- **WORK INSTRUCTIONS**:
1. List the kinds of workplaces that the critique of the ATS Official Statement names as places where a patient with lung cancer might have worked.
2. Carry on the critique of the ATS Official Statement from its last sentence.
___ EXCERPT TO READ ___
Conspicuously omitted are several countervailing studies, including:
The phrase "history of exposure" is so vague and broad
that it could encompass every patient with lung cancer
(170,000 new diagnoses each year in U.S.) who ever
worked in a factory, warehouse, gas station or garage.
Considering the fact that very few of the hundreds of
thousands of attorney-solicited asbestos claimants have
a documented history of working with friable asbestos,
this wording is, in the context of asbestos litigation,
irresponsible. (See also
ATS Bias: Origins of Anti-Science in the 2004 Official Statement [Dr. Wagner].)
FINAL COMMENT
In summary, there are 3 basic problems with the ATS Official Statement
as published in AJRCCM:
1) There is no Conflict of Interest Statement for any of the 11 authors.
This omission casts doubt on the article's honesty and integrity.
2) Numerous references - legal and medical - that should have been included in
a comprehensive review (26-pages, 160 references) are omitted, references that disprove some of the
authors unfounded conclusions.
___ PROVIDED MATERIAL ___
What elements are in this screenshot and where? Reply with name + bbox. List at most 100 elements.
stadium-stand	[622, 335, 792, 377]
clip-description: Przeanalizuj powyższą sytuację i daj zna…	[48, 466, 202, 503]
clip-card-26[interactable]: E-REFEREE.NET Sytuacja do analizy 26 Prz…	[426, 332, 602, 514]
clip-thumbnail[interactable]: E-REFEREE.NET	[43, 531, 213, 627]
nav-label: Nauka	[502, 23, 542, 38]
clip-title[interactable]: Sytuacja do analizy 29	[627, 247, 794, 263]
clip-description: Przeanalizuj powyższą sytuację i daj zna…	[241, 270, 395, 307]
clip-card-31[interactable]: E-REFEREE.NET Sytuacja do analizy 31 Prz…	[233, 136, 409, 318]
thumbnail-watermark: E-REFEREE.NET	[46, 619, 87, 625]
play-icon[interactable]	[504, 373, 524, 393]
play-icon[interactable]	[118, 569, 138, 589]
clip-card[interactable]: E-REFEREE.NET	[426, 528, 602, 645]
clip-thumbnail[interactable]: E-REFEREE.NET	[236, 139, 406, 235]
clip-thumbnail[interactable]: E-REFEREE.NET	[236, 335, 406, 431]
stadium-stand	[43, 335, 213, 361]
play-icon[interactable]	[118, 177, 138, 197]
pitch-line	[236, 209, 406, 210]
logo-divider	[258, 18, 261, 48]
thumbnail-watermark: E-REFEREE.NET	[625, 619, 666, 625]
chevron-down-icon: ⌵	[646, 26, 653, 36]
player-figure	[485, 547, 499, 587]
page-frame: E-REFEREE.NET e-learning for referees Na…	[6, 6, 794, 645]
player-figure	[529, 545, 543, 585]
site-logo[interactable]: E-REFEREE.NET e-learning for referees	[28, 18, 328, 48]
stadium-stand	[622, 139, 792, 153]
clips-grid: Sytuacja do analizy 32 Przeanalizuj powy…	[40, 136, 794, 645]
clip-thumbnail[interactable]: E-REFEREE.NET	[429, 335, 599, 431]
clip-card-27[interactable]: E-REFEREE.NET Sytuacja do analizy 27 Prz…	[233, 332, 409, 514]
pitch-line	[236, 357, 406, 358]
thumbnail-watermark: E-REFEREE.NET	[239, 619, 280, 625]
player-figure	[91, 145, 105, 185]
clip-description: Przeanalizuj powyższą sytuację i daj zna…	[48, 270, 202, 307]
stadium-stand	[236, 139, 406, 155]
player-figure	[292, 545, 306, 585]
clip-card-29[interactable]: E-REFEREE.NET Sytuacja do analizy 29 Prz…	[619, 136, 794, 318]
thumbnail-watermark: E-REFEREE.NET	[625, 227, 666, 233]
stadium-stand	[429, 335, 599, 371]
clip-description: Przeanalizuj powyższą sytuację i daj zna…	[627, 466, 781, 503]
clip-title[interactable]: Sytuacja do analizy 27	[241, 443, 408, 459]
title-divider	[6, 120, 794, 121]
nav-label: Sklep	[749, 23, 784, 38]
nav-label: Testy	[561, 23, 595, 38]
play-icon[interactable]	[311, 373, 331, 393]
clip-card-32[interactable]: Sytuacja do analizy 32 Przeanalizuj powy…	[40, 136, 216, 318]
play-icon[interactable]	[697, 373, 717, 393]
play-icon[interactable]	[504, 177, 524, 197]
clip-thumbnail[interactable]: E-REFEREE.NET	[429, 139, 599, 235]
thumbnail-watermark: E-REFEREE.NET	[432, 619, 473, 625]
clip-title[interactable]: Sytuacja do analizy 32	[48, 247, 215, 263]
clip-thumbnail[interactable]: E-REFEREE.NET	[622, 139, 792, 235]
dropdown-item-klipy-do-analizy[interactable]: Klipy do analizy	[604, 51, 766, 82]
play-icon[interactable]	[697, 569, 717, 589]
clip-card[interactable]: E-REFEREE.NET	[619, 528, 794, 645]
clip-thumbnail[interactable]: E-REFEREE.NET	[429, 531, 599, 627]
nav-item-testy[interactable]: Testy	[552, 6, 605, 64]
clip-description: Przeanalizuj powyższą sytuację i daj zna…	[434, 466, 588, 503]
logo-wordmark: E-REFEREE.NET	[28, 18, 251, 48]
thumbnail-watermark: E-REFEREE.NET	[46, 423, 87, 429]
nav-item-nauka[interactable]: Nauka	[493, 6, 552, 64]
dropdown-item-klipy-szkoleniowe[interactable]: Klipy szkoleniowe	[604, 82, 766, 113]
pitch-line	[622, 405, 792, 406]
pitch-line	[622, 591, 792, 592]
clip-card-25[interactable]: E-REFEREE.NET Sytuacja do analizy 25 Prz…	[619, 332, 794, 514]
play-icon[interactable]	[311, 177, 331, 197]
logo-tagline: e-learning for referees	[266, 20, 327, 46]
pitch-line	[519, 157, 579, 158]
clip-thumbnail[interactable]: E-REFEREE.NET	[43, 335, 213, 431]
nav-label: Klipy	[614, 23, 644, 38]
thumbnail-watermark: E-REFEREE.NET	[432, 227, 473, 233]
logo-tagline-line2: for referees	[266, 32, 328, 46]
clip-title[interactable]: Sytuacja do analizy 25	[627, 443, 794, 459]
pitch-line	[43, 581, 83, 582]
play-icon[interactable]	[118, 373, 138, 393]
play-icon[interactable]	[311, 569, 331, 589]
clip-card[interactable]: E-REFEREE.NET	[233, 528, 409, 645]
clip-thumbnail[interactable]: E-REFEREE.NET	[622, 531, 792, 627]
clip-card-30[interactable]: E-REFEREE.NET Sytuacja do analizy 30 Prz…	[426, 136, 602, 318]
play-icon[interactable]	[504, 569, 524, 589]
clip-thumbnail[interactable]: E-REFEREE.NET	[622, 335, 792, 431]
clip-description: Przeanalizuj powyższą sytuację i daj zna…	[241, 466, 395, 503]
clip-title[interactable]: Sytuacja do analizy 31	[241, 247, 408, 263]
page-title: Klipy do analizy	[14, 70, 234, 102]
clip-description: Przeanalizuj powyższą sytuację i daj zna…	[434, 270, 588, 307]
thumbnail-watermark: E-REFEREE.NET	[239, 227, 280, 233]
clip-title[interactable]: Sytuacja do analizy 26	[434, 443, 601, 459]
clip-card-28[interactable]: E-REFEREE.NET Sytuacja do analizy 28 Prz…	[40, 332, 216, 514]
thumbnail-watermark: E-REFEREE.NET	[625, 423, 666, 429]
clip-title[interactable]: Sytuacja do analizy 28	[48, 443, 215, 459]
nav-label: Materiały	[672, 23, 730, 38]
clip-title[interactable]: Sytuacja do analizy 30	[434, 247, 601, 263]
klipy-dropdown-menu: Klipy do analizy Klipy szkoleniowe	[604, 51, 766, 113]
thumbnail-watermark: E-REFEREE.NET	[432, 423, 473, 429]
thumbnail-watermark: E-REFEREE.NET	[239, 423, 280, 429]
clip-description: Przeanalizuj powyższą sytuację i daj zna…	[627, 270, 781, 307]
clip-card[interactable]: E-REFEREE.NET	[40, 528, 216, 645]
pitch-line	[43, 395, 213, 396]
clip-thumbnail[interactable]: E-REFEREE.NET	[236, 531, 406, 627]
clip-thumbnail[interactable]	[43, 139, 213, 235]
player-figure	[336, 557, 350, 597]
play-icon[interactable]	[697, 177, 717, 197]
___
- **ANSWERS TO THE PROBLEMS**:
1. factory, warehouse, gas station, garage

2.
3) There is no acknowledgment that 'non-malignant asbestos-disease' diagnosis has been almost
entirely co-opted by plaintiff-attorney-hired-physicians, who have provably over-diagnosed it in
the extreme. There is no acknowledgment that this PAHP-driven 'epidemic' of asbestos disease (over 500,000
claims to date) is a legal fabrication, not at all evident to either the body of pulmonary physicians
in the U.S., or the specific physicians who actually care for these claimants.
Sadly, inexplicably, ATS/AJRCCM has published a tarnished "Official Statement" on diagnosis
of nonmalignant asbestos disease. The root cause of this is easy to see -
bias among key ATS Officials and Statement Committee members.
I have also authored an
'open letter' to ATS/AJRCCM about theses issues, and recommended
an independent panel of non-asbestos experts to examine the ATS
article and write a report.
Originally posted November 15, 2004; updated through February 14, 2005.